** REQUIREMENTS **
Take every line from the listing below that includes "color" and copy it.

** ITEMS **
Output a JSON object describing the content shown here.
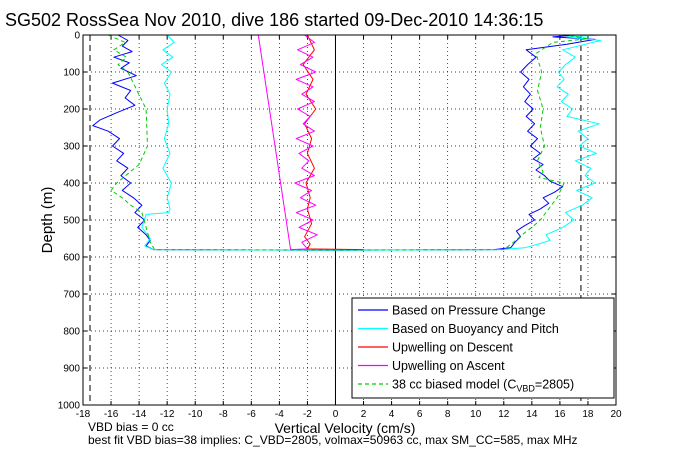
{
  "chart_data": {
    "type": "line",
    "title": "SG502 RossSea Nov 2010, dive 186 started 09-Dec-2010 14:36:15",
    "xlabel": "Vertical Velocity (cm/s)",
    "ylabel": "Depth (m)",
    "xlim": [
      -18,
      20
    ],
    "ylim": [
      1000,
      0
    ],
    "y_reversed": true,
    "grid": true,
    "xticks": [
      "-18",
      "-16",
      "-14",
      "-12",
      "-10",
      "-8",
      "-6",
      "-4",
      "-2",
      "0",
      "2",
      "4",
      "6",
      "8",
      "10",
      "12",
      "14",
      "16",
      "18",
      "20"
    ],
    "yticks": [
      "0",
      "100",
      "200",
      "300",
      "400",
      "500",
      "600",
      "700",
      "800",
      "900",
      "1000"
    ],
    "legend": {
      "placement": "bottom-right",
      "entries": [
        {
          "label": "Based on Pressure Change",
          "color": "#0000ff",
          "style": "solid"
        },
        {
          "label": "Based on Buoyancy and Pitch",
          "color": "#00ffff",
          "style": "solid"
        },
        {
          "label": "Upwelling on Descent",
          "color": "#ff0000",
          "style": "solid"
        },
        {
          "label": "Upwelling on Ascent",
          "color": "#ff00ff",
          "style": "solid"
        },
        {
          "label": "38 cc biased model (C",
          "sub": "VBD",
          "suffix": "=2805)",
          "color": "#00cc00",
          "style": "dashed"
        }
      ]
    },
    "vlines": [
      {
        "x": -17.5,
        "style": "dashed"
      },
      {
        "x": 17.5,
        "style": "dashed"
      },
      {
        "x": 0,
        "style": "solid"
      }
    ],
    "series": [
      {
        "color": "#0000ff",
        "points": [
          [
            -15.5,
            0
          ],
          [
            -14.8,
            15
          ],
          [
            -15.2,
            30
          ],
          [
            -14.5,
            45
          ],
          [
            -15.8,
            60
          ],
          [
            -14.7,
            75
          ],
          [
            -15.3,
            90
          ],
          [
            -14.2,
            110
          ],
          [
            -15.9,
            130
          ],
          [
            -14.6,
            150
          ],
          [
            -15.0,
            170
          ],
          [
            -14.3,
            190
          ],
          [
            -15.6,
            210
          ],
          [
            -16.8,
            230
          ],
          [
            -17.3,
            245
          ],
          [
            -16.2,
            260
          ],
          [
            -15.4,
            280
          ],
          [
            -15.9,
            300
          ],
          [
            -15.1,
            320
          ],
          [
            -15.6,
            340
          ],
          [
            -14.8,
            360
          ],
          [
            -15.3,
            380
          ],
          [
            -14.6,
            400
          ],
          [
            -15.2,
            420
          ],
          [
            -14.4,
            440
          ],
          [
            -13.8,
            460
          ],
          [
            -14.3,
            480
          ],
          [
            -13.6,
            500
          ],
          [
            -14.1,
            520
          ],
          [
            -13.5,
            540
          ],
          [
            -13.2,
            555
          ],
          [
            -13.5,
            570
          ],
          [
            -13.0,
            580
          ],
          [
            -5,
            581
          ],
          [
            0,
            582
          ],
          [
            4,
            581
          ],
          [
            11.3,
            580
          ],
          [
            12.5,
            575
          ],
          [
            12.8,
            560
          ],
          [
            13.2,
            545
          ],
          [
            12.9,
            530
          ],
          [
            13.5,
            515
          ],
          [
            14.2,
            500
          ],
          [
            13.8,
            485
          ],
          [
            14.6,
            470
          ],
          [
            15.2,
            455
          ],
          [
            14.8,
            440
          ],
          [
            15.6,
            425
          ],
          [
            16.2,
            410
          ],
          [
            15.3,
            395
          ],
          [
            14.9,
            380
          ],
          [
            14.3,
            365
          ],
          [
            14.8,
            350
          ],
          [
            14.1,
            335
          ],
          [
            14.6,
            320
          ],
          [
            13.9,
            300
          ],
          [
            14.4,
            280
          ],
          [
            13.7,
            260
          ],
          [
            14.2,
            240
          ],
          [
            13.6,
            220
          ],
          [
            14.1,
            200
          ],
          [
            13.5,
            180
          ],
          [
            13.9,
            160
          ],
          [
            13.4,
            140
          ],
          [
            13.8,
            120
          ],
          [
            13.2,
            100
          ],
          [
            13.7,
            80
          ],
          [
            14.3,
            60
          ],
          [
            13.6,
            40
          ],
          [
            16.5,
            25
          ],
          [
            18.5,
            12
          ],
          [
            15.5,
            5
          ],
          [
            17.2,
            0
          ]
        ]
      },
      {
        "color": "#00ffff",
        "points": [
          [
            -12.0,
            0
          ],
          [
            -11.5,
            20
          ],
          [
            -12.3,
            40
          ],
          [
            -11.6,
            60
          ],
          [
            -12.4,
            80
          ],
          [
            -11.7,
            100
          ],
          [
            -12.2,
            130
          ],
          [
            -11.8,
            160
          ],
          [
            -12.0,
            200
          ],
          [
            -11.9,
            240
          ],
          [
            -12.2,
            280
          ],
          [
            -11.8,
            320
          ],
          [
            -12.3,
            360
          ],
          [
            -11.7,
            400
          ],
          [
            -12.0,
            440
          ],
          [
            -11.8,
            470
          ],
          [
            -11.9,
            480
          ],
          [
            -13.5,
            485
          ],
          [
            -13.8,
            520
          ],
          [
            -13.2,
            550
          ],
          [
            -13.6,
            570
          ],
          [
            -13.0,
            580
          ],
          [
            -5,
            581
          ],
          [
            0,
            582
          ],
          [
            5,
            581
          ],
          [
            11.8,
            580
          ],
          [
            13.5,
            575
          ],
          [
            14.5,
            565
          ],
          [
            15.3,
            555
          ],
          [
            15.0,
            540
          ],
          [
            16.2,
            520
          ],
          [
            17.0,
            500
          ],
          [
            16.4,
            480
          ],
          [
            17.6,
            460
          ],
          [
            18.3,
            440
          ],
          [
            17.2,
            420
          ],
          [
            18.5,
            400
          ],
          [
            17.8,
            380
          ],
          [
            18.2,
            360
          ],
          [
            17.1,
            340
          ],
          [
            18.6,
            320
          ],
          [
            17.4,
            300
          ],
          [
            18.0,
            280
          ],
          [
            17.3,
            260
          ],
          [
            18.8,
            240
          ],
          [
            16.5,
            220
          ],
          [
            16.9,
            200
          ],
          [
            16.1,
            180
          ],
          [
            16.6,
            160
          ],
          [
            15.8,
            140
          ],
          [
            16.3,
            120
          ],
          [
            15.9,
            100
          ],
          [
            16.4,
            80
          ],
          [
            17.1,
            60
          ],
          [
            16.2,
            40
          ],
          [
            17.8,
            25
          ],
          [
            18.9,
            15
          ],
          [
            16.5,
            5
          ],
          [
            19.0,
            0
          ]
        ]
      },
      {
        "color": "#00cc00",
        "style": "dashed",
        "points": [
          [
            -16.2,
            0
          ],
          [
            -15.0,
            20
          ],
          [
            -15.8,
            40
          ],
          [
            -14.9,
            60
          ],
          [
            -15.5,
            80
          ],
          [
            -14.8,
            100
          ],
          [
            -13.5,
            200
          ],
          [
            -13.4,
            300
          ],
          [
            -14.0,
            350
          ],
          [
            -15.6,
            400
          ],
          [
            -16.0,
            420
          ],
          [
            -15.2,
            440
          ],
          [
            -14.6,
            460
          ],
          [
            -13.8,
            480
          ],
          [
            -13.5,
            520
          ],
          [
            -13.2,
            560
          ],
          [
            -12.9,
            580
          ],
          [
            0,
            581
          ],
          [
            12.0,
            580
          ],
          [
            12.7,
            560
          ],
          [
            13.3,
            540
          ],
          [
            14.0,
            520
          ],
          [
            14.6,
            500
          ],
          [
            15.2,
            470
          ],
          [
            15.8,
            440
          ],
          [
            16.3,
            400
          ],
          [
            14.5,
            385
          ],
          [
            14.8,
            370
          ],
          [
            14.4,
            340
          ],
          [
            14.9,
            300
          ],
          [
            14.6,
            250
          ],
          [
            14.8,
            200
          ],
          [
            14.4,
            150
          ],
          [
            14.7,
            100
          ],
          [
            14.3,
            50
          ],
          [
            15.5,
            20
          ],
          [
            18.0,
            10
          ],
          [
            16.5,
            0
          ]
        ]
      },
      {
        "color": "#ff0000",
        "points": [
          [
            -2.0,
            0
          ],
          [
            -1.5,
            40
          ],
          [
            -2.3,
            80
          ],
          [
            -1.6,
            120
          ],
          [
            -2.1,
            160
          ],
          [
            -1.4,
            200
          ],
          [
            -2.2,
            240
          ],
          [
            -1.7,
            280
          ],
          [
            -2.0,
            320
          ],
          [
            -1.5,
            360
          ],
          [
            -2.1,
            400
          ],
          [
            -1.8,
            440
          ],
          [
            -2.0,
            470
          ],
          [
            -1.7,
            510
          ],
          [
            -2.2,
            545
          ],
          [
            -1.8,
            565
          ],
          [
            -2.0,
            578
          ],
          [
            0,
            579
          ],
          [
            2,
            580
          ]
        ]
      },
      {
        "color": "#ff00ff",
        "points": [
          [
            -5.5,
            0
          ],
          [
            -3.2,
            580
          ],
          [
            -2.0,
            578
          ],
          [
            -2.4,
            560
          ],
          [
            -1.3,
            540
          ],
          [
            -2.6,
            520
          ],
          [
            -1.6,
            500
          ],
          [
            -2.8,
            480
          ],
          [
            -1.4,
            460
          ],
          [
            -2.5,
            440
          ],
          [
            -1.7,
            420
          ],
          [
            -2.9,
            400
          ],
          [
            -1.5,
            380
          ],
          [
            -2.4,
            360
          ],
          [
            -1.9,
            340
          ],
          [
            -2.6,
            320
          ],
          [
            -1.6,
            300
          ],
          [
            -2.8,
            280
          ],
          [
            -1.5,
            260
          ],
          [
            -2.3,
            240
          ],
          [
            -1.8,
            220
          ],
          [
            -2.7,
            200
          ],
          [
            -1.5,
            180
          ],
          [
            -2.4,
            160
          ],
          [
            -1.6,
            140
          ],
          [
            -2.8,
            120
          ],
          [
            -1.4,
            100
          ],
          [
            -2.5,
            80
          ],
          [
            -1.6,
            60
          ],
          [
            -2.7,
            40
          ],
          [
            -1.5,
            20
          ],
          [
            -2.2,
            0
          ]
        ]
      }
    ]
  },
  "footer": {
    "line1": "VBD bias = 0 cc",
    "line2": "best fit VBD bias=38 implies: C_VBD=2805, volmax=50963 cc, max SM_CC=585, max MHz"
  }
}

** COMPLETE OUTPUT **
          "color": "#0000ff",
          "color": "#00ffff",
          "color": "#ff0000",
          "color": "#ff00ff",
          "color": "#00cc00",
        "color": "#0000ff",
        "color": "#00ffff",
        "color": "#00cc00",
        "color": "#ff0000",
        "color": "#ff00ff",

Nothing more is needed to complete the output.